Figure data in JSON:
(begin)

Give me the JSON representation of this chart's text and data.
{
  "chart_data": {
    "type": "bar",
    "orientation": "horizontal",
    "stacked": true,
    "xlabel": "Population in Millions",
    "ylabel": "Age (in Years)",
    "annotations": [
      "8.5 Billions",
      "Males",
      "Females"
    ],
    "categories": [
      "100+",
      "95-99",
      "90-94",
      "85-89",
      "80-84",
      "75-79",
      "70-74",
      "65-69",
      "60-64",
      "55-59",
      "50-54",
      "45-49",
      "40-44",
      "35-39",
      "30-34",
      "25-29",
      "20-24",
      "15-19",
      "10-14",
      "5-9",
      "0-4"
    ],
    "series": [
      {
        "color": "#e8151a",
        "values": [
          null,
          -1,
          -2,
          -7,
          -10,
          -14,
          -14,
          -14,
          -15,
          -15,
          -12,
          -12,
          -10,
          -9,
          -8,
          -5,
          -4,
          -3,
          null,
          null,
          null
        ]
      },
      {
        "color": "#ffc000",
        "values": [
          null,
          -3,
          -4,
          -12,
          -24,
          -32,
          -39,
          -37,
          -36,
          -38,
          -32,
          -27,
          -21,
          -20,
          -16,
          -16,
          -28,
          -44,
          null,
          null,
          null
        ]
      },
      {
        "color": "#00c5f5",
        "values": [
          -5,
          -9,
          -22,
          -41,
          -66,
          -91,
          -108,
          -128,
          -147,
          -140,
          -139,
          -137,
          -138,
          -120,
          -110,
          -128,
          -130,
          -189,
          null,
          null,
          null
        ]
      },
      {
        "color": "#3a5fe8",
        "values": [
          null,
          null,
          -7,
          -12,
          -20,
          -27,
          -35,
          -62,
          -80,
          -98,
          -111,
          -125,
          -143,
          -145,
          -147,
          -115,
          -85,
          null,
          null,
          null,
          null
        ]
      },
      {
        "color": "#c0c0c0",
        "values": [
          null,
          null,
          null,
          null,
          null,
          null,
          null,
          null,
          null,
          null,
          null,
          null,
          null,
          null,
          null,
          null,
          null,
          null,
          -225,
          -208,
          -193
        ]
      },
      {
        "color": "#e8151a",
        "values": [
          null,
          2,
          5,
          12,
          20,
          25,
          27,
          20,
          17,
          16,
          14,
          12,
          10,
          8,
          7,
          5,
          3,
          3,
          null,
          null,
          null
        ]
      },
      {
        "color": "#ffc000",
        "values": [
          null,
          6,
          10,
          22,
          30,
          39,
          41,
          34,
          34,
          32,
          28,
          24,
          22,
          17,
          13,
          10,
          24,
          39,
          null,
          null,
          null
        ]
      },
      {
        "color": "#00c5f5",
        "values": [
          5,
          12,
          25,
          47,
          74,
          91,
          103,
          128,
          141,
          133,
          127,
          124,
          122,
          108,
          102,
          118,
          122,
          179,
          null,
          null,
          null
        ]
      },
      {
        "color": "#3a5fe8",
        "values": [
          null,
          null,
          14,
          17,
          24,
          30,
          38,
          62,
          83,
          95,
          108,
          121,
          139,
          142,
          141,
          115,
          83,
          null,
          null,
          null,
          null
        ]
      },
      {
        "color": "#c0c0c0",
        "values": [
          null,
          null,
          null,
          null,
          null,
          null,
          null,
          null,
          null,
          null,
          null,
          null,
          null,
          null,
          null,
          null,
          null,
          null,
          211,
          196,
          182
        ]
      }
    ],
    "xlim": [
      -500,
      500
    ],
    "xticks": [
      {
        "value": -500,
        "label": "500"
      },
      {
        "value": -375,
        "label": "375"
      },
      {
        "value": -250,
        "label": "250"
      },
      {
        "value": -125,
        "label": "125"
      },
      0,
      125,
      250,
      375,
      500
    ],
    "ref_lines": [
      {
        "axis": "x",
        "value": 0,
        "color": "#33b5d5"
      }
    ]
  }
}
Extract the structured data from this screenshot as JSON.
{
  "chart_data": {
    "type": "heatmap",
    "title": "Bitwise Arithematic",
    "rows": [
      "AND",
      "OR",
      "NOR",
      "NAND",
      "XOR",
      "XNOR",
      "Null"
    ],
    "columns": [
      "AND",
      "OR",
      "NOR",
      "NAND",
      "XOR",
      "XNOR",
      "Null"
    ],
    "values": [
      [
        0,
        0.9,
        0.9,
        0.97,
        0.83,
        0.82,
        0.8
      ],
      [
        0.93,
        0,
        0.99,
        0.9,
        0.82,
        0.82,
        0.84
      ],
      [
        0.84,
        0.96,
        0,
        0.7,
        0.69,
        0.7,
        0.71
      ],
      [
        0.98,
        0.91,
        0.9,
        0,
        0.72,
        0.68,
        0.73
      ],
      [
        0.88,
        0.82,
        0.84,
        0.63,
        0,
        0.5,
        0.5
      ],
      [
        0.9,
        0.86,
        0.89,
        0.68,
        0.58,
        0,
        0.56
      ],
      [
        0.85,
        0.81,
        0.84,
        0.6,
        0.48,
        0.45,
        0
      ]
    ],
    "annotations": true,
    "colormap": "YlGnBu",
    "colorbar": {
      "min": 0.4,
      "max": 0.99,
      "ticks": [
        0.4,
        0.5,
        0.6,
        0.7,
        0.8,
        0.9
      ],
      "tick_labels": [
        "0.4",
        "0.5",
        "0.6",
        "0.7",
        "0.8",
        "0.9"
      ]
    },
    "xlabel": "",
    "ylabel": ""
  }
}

(end)

**WHAT THE TASK ASKS**.
Every record should be given again exactly.

**THE RESPONSE**.
Give me the JSON representation of this chart's text and data.
{
  "chart_data": {
    "type": "bar",
    "orientation": "horizontal",
    "stacked": true,
    "xlabel": "Population in Millions",
    "ylabel": "Age (in Years)",
    "annotations": [
      "8.5 Billions",
      "Males",
      "Females"
    ],
    "categories": [
      "100+",
      "95-99",
      "90-94",
      "85-89",
      "80-84",
      "75-79",
      "70-74",
      "65-69",
      "60-64",
      "55-59",
      "50-54",
      "45-49",
      "40-44",
      "35-39",
      "30-34",
      "25-29",
      "20-24",
      "15-19",
      "10-14",
      "5-9",
      "0-4"
    ],
    "series": [
      {
        "color": "#e8151a",
        "values": [
          null,
          -1,
          -2,
          -7,
          -10,
          -14,
          -14,
          -14,
          -15,
          -15,
          -12,
          -12,
          -10,
          -9,
          -8,
          -5,
          -4,
          -3,
          null,
          null,
          null
        ]
      },
      {
        "color": "#ffc000",
        "values": [
          null,
          -3,
          -4,
          -12,
          -24,
          -32,
          -39,
          -37,
          -36,
          -38,
          -32,
          -27,
          -21,
          -20,
          -16,
          -16,
          -28,
          -44,
          null,
          null,
          null
        ]
      },
      {
        "color": "#00c5f5",
        "values": [
          -5,
          -9,
          -22,
          -41,
          -66,
          -91,
          -108,
          -128,
          -147,
          -140,
          -139,
          -137,
          -138,
          -120,
          -110,
          -128,
          -130,
          -189,
          null,
          null,
          null
        ]
      },
      {
        "color": "#3a5fe8",
        "values": [
          null,
          null,
          -7,
          -12,
          -20,
          -27,
          -35,
          -62,
          -80,
          -98,
          -111,
          -125,
          -143,
          -145,
          -147,
          -115,
          -85,
          null,
          null,
          null,
          null
        ]
      },
      {
        "color": "#c0c0c0",
        "values": [
          null,
          null,
          null,
          null,
          null,
          null,
          null,
          null,
          null,
          null,
          null,
          null,
          null,
          null,
          null,
          null,
          null,
          null,
          -225,
          -208,
          -193
        ]
      },
      {
        "color": "#e8151a",
        "values": [
          null,
          2,
          5,
          12,
          20,
          25,
          27,
          20,
          17,
          16,
          14,
          12,
          10,
          8,
          7,
          5,
          3,
          3,
          null,
          null,
          null
        ]
      },
      {
        "color": "#ffc000",
        "values": [
          null,
          6,
          10,
          22,
          30,
          39,
          41,
          34,
          34,
          32,
          28,
          24,
          22,
          17,
          13,
          10,
          24,
          39,
          null,
          null,
          null
        ]
      },
      {
        "color": "#00c5f5",
        "values": [
          5,
          12,
          25,
          47,
          74,
          91,
          103,
          128,
          141,
          133,
          127,
          124,
          122,
          108,
          102,
          118,
          122,
          179,
          null,
          null,
          null
        ]
      },
      {
        "color": "#3a5fe8",
        "values": [
          null,
          null,
          14,
          17,
          24,
          30,
          38,
          62,
          83,
          95,
          108,
          121,
          139,
          142,
          141,
          115,
          83,
          null,
          null,
          null,
          null
        ]
      },
      {
        "color": "#c0c0c0",
        "values": [
          null,
          null,
          null,
          null,
          null,
          null,
          null,
          null,
          null,
          null,
          null,
          null,
          null,
          null,
          null,
          null,
          null,
          null,
          211,
          196,
          182
        ]
      }
    ],
    "xlim": [
      -500,
      500
    ],
    "xticks": [
      {
        "value": -500,
        "label": "500"
      },
      {
        "value": -375,
        "label": "375"
      },
      {
        "value": -250,
        "label": "250"
      },
      {
        "value": -125,
        "label": "125"
      },
      0,
      125,
      250,
      375,
      500
    ],
    "ref_lines": [
      {
        "axis": "x",
        "value": 0,
        "color": "#33b5d5"
      }
    ]
  }
}
Extract the structured data from this screenshot as JSON.
{
  "chart_data": {
    "type": "heatmap",
    "title": "Bitwise Arithematic",
    "rows": [
      "AND",
      "OR",
      "NOR",
      "NAND",
      "XOR",
      "XNOR",
      "Null"
    ],
    "columns": [
      "AND",
      "OR",
      "NOR",
      "NAND",
      "XOR",
      "XNOR",
      "Null"
    ],
    "values": [
      [
        0,
        0.9,
        0.9,
        0.97,
        0.83,
        0.82,
        0.8
      ],
      [
        0.93,
        0,
        0.99,
        0.9,
        0.82,
        0.82,
        0.84
      ],
      [
        0.84,
        0.96,
        0,
        0.7,
        0.69,
        0.7,
        0.71
      ],
      [
        0.98,
        0.91,
        0.9,
        0,
        0.72,
        0.68,
        0.73
      ],
      [
        0.88,
        0.82,
        0.84,
        0.63,
        0,
        0.5,
        0.5
      ],
      [
        0.9,
        0.86,
        0.89,
        0.68,
        0.58,
        0,
        0.56
      ],
      [
        0.85,
        0.81,
        0.84,
        0.6,
        0.48,
        0.45,
        0
      ]
    ],
    "annotations": true,
    "colormap": "YlGnBu",
    "colorbar": {
      "min": 0.4,
      "max": 0.99,
      "ticks": [
        0.4,
        0.5,
        0.6,
        0.7,
        0.8,
        0.9
      ],
      "tick_labels": [
        "0.4",
        "0.5",
        "0.6",
        "0.7",
        "0.8",
        "0.9"
      ]
    },
    "xlabel": "",
    "ylabel": ""
  }
}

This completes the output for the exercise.